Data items

┄┄┄┄┄┄

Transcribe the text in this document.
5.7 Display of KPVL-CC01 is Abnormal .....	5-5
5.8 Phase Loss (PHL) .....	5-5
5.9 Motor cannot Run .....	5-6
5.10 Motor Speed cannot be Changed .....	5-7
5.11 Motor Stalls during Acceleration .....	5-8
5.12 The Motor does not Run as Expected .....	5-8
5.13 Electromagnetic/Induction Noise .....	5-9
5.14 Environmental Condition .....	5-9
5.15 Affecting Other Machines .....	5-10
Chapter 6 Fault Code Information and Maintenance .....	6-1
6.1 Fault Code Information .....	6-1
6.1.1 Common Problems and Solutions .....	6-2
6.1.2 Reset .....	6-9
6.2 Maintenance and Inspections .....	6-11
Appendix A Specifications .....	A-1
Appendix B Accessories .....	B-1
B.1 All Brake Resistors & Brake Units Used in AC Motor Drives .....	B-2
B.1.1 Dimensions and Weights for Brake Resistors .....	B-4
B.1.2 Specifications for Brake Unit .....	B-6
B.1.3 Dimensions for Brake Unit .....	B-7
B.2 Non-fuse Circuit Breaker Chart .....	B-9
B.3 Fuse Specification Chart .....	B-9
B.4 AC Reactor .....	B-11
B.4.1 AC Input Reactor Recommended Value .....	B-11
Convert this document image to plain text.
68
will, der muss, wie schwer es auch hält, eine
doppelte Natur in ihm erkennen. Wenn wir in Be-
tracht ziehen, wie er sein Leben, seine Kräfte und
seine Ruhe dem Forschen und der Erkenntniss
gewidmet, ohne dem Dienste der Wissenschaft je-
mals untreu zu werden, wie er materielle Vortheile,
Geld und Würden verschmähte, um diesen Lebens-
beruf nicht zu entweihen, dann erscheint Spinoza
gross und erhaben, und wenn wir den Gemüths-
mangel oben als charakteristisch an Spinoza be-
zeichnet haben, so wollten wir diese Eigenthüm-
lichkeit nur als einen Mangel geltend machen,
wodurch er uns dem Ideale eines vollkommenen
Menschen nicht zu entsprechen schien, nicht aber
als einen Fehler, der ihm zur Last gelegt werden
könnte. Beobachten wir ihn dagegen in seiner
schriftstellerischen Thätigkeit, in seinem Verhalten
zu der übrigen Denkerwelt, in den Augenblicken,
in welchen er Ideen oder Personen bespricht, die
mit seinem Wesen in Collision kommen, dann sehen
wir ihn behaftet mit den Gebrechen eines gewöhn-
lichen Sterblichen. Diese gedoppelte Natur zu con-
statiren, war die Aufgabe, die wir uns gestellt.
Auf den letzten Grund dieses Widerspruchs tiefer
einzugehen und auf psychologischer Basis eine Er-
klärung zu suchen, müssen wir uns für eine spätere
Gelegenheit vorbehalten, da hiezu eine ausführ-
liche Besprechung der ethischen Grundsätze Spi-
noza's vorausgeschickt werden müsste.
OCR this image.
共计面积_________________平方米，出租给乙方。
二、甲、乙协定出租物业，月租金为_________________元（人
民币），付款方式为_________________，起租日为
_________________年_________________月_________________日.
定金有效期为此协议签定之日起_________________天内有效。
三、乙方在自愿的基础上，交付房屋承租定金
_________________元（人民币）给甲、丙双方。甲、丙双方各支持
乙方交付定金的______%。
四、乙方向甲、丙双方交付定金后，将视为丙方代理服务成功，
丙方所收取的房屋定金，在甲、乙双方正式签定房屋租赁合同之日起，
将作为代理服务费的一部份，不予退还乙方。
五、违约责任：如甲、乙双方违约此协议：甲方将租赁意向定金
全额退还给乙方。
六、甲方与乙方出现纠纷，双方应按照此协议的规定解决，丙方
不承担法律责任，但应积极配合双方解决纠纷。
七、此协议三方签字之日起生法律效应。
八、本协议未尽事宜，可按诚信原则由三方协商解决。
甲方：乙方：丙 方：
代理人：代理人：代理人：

┄┄┄┄┄┄

Show each line in the entries that holds the string "Maintenance".

Response to the exercise
Chapter 6 Fault Code Information and Maintenance .....	6-1
6.2 Maintenance and Inspections .....	6-11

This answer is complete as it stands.